> _Material for the task_
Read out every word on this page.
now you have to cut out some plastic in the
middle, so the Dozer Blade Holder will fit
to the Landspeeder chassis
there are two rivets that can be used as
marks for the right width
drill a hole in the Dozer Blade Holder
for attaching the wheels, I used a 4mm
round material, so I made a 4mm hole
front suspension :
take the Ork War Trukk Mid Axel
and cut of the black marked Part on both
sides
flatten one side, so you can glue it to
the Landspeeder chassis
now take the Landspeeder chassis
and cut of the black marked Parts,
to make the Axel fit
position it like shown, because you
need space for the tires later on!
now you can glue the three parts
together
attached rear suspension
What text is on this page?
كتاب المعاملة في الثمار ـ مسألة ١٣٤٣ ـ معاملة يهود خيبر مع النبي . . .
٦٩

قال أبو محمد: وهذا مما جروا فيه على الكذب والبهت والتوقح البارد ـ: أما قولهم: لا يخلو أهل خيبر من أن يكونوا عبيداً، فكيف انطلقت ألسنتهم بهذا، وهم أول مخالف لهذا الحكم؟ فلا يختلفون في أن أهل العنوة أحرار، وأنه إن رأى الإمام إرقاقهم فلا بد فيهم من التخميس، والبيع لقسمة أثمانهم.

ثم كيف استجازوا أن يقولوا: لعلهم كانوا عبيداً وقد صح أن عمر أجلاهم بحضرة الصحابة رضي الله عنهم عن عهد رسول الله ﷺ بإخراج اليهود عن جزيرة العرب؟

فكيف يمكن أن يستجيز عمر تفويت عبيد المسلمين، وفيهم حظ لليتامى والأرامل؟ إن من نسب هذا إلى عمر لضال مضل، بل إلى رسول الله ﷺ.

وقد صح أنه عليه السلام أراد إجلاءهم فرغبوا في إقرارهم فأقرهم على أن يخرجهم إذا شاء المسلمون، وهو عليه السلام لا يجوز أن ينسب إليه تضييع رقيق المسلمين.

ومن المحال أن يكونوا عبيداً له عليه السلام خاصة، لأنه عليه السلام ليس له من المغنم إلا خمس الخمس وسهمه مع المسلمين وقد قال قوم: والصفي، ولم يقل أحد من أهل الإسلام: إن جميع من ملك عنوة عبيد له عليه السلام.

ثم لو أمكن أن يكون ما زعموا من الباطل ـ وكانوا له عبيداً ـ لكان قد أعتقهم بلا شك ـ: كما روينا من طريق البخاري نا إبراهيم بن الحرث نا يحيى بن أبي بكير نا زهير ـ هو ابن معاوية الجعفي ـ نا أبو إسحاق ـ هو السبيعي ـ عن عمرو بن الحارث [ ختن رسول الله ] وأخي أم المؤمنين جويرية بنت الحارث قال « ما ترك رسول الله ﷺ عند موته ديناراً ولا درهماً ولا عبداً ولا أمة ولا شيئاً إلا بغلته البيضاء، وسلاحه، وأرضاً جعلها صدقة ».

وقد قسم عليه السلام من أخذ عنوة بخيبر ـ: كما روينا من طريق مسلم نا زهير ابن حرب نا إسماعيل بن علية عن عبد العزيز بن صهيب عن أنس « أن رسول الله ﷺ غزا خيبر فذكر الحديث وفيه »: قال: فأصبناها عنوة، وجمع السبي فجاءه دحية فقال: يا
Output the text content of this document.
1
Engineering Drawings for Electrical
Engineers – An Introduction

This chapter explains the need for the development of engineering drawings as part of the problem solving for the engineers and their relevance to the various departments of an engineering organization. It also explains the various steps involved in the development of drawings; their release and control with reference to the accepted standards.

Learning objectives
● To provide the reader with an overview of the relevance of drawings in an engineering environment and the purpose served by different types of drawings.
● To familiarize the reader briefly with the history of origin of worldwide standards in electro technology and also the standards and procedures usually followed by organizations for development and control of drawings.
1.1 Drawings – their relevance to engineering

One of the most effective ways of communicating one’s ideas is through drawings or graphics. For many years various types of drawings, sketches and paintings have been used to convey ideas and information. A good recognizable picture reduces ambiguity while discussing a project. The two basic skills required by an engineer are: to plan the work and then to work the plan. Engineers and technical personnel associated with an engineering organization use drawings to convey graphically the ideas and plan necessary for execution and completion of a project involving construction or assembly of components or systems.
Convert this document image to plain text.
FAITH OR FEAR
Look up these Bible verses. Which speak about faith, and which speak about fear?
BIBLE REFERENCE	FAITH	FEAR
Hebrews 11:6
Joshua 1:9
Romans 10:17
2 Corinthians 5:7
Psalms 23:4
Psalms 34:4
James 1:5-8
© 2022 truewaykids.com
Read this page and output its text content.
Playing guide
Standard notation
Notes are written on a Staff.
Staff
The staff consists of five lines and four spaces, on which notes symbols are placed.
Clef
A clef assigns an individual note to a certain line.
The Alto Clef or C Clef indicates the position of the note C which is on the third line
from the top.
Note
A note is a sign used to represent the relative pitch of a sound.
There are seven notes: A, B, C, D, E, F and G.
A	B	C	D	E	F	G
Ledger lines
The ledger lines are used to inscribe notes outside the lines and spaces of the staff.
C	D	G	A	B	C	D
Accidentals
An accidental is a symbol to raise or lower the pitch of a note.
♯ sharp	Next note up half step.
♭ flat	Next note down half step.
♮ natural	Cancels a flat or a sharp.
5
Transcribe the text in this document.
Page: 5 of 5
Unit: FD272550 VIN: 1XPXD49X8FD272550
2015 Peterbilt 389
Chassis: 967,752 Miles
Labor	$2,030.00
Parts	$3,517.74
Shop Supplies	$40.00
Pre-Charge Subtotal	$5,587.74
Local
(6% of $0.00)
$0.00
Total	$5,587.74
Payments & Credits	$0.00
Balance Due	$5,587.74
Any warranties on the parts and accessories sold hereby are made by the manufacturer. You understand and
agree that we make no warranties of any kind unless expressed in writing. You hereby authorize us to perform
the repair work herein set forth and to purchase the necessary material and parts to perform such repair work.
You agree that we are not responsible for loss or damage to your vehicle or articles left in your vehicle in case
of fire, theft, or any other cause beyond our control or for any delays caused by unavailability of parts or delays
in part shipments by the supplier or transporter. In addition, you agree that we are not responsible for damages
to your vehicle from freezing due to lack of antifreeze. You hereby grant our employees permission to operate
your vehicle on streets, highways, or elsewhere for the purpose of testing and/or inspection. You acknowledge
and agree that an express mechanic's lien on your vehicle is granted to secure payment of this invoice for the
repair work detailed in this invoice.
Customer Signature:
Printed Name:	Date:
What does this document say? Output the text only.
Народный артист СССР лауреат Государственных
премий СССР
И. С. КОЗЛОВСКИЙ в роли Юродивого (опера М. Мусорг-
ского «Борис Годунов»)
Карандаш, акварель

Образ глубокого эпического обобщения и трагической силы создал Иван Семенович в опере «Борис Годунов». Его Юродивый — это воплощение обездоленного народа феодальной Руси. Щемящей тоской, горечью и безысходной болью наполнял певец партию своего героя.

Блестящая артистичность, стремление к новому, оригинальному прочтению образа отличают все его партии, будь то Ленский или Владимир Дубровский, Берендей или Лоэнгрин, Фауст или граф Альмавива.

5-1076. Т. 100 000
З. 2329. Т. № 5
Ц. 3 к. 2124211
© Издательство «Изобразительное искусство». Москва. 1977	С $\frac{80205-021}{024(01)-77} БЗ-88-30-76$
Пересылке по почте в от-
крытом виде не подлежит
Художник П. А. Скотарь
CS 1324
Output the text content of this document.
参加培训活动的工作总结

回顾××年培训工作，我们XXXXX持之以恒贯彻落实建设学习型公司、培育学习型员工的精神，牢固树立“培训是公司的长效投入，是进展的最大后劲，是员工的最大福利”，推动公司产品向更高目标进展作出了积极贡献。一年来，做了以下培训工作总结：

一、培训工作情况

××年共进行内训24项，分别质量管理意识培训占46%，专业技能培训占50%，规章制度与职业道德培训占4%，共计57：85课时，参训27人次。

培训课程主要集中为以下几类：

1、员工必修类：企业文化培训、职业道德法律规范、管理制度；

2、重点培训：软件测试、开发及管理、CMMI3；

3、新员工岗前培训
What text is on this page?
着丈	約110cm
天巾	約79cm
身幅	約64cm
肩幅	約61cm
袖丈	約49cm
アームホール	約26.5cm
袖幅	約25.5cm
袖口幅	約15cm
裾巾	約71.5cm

> _Problem_
Work out how many lines in the records above contain the word "standards", and give only that number.

> _Written reply_
2